# [Problem]
Each line that follows is to be retyped exactly.

# [Given entries]
-.-.-

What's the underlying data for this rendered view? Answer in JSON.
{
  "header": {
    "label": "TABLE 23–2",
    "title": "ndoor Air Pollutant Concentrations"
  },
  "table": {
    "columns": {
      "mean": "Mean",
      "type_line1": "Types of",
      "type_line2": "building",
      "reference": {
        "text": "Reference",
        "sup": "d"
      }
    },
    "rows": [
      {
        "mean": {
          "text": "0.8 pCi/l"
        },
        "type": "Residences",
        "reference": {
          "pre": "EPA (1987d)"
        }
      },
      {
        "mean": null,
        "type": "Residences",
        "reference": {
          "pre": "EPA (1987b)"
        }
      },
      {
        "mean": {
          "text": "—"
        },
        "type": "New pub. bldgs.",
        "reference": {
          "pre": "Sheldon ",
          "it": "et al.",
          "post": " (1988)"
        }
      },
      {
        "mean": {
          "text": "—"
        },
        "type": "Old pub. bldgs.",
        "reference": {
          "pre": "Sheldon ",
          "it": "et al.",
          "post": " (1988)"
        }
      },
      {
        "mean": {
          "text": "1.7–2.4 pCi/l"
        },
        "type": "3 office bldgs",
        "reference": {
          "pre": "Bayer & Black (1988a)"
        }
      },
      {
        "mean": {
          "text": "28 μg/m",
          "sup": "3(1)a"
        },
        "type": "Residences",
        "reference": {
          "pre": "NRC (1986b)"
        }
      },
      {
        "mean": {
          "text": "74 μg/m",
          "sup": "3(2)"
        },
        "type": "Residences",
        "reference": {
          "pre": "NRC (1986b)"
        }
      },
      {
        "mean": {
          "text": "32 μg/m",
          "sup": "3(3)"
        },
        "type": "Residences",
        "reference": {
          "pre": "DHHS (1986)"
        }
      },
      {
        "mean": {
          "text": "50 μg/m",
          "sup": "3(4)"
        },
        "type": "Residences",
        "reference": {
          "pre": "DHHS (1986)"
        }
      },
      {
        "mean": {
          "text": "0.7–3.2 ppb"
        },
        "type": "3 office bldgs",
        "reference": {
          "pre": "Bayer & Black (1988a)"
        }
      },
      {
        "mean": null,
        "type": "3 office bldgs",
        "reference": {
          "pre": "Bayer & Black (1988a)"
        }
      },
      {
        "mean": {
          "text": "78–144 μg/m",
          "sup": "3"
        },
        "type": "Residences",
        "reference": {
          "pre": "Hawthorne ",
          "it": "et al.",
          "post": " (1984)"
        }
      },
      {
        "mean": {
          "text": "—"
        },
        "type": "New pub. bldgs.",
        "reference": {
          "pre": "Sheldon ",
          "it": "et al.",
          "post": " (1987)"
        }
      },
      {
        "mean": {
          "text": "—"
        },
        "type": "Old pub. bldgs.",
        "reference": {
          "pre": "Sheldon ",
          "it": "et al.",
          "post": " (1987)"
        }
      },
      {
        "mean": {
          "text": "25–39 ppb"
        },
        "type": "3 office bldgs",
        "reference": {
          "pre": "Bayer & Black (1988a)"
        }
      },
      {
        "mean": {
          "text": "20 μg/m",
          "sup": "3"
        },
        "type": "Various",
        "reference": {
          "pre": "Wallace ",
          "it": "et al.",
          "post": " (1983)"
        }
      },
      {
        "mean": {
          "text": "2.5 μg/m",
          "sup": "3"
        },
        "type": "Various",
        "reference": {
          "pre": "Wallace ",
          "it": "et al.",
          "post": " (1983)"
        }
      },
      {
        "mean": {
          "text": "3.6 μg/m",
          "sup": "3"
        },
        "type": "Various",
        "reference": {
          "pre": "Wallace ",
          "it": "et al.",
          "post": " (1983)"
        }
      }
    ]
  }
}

-.-.-

# [Result of this exercise]
What's the underlying data for this rendered view? Answer in JSON.
{
  "header": {
    "label": "TABLE 23–2",
    "title": "ndoor Air Pollutant Concentrations"
  },
  "table": {
    "columns": {
      "mean": "Mean",
      "type_line1": "Types of",
      "type_line2": "building",
      "reference": {
        "text": "Reference",
        "sup": "d"
      }
    },
    "rows": [
      {
        "mean": {
          "text": "0.8 pCi/l"
        },
        "type": "Residences",
        "reference": {
          "pre": "EPA (1987d)"
        }
      },
      {
        "mean": null,
        "type": "Residences",
        "reference": {
          "pre": "EPA (1987b)"
        }
      },
      {
        "mean": {
          "text": "—"
        },
        "type": "New pub. bldgs.",
        "reference": {
          "pre": "Sheldon ",
          "it": "et al.",
          "post": " (1988)"
        }
      },
      {
        "mean": {
          "text": "—"
        },
        "type": "Old pub. bldgs.",
        "reference": {
          "pre": "Sheldon ",
          "it": "et al.",
          "post": " (1988)"
        }
      },
      {
        "mean": {
          "text": "1.7–2.4 pCi/l"
        },
        "type": "3 office bldgs",
        "reference": {
          "pre": "Bayer & Black (1988a)"
        }
      },
      {
        "mean": {
          "text": "28 μg/m",
          "sup": "3(1)a"
        },
        "type": "Residences",
        "reference": {
          "pre": "NRC (1986b)"
        }
      },
      {
        "mean": {
          "text": "74 μg/m",
          "sup": "3(2)"
        },
        "type": "Residences",
        "reference": {
          "pre": "NRC (1986b)"
        }
      },
      {
        "mean": {
          "text": "32 μg/m",
          "sup": "3(3)"
        },
        "type": "Residences",
        "reference": {
          "pre": "DHHS (1986)"
        }
      },
      {
        "mean": {
          "text": "50 μg/m",
          "sup": "3(4)"
        },
        "type": "Residences",
        "reference": {
          "pre": "DHHS (1986)"
        }
      },
      {
        "mean": {
          "text": "0.7–3.2 ppb"
        },
        "type": "3 office bldgs",
        "reference": {
          "pre": "Bayer & Black (1988a)"
        }
      },
      {
        "mean": null,
        "type": "3 office bldgs",
        "reference": {
          "pre": "Bayer & Black (1988a)"
        }
      },
      {
        "mean": {
          "text": "78–144 μg/m",
          "sup": "3"
        },
        "type": "Residences",
        "reference": {
          "pre": "Hawthorne ",
          "it": "et al.",
          "post": " (1984)"
        }
      },
      {
        "mean": {
          "text": "—"
        },
        "type": "New pub. bldgs.",
        "reference": {
          "pre": "Sheldon ",
          "it": "et al.",
          "post": " (1987)"
        }
      },
      {
        "mean": {
          "text": "—"
        },
        "type": "Old pub. bldgs.",
        "reference": {
          "pre": "Sheldon ",
          "it": "et al.",
          "post": " (1987)"
        }
      },
      {
        "mean": {
          "text": "25–39 ppb"
        },
        "type": "3 office bldgs",
        "reference": {
          "pre": "Bayer & Black (1988a)"
        }
      },
      {
        "mean": {
          "text": "20 μg/m",
          "sup": "3"
        },
        "type": "Various",
        "reference": {
          "pre": "Wallace ",
          "it": "et al.",
          "post": " (1983)"
        }
      },
      {
        "mean": {
          "text": "2.5 μg/m",
          "sup": "3"
        },
        "type": "Various",
        "reference": {
          "pre": "Wallace ",
          "it": "et al.",
          "post": " (1983)"
        }
      },
      {
        "mean": {
          "text": "3.6 μg/m",
          "sup": "3"
        },
        "type": "Various",
        "reference": {
          "pre": "Wallace ",
          "it": "et al.",
          "post": " (1983)"
        }
      }
    ]
  }
}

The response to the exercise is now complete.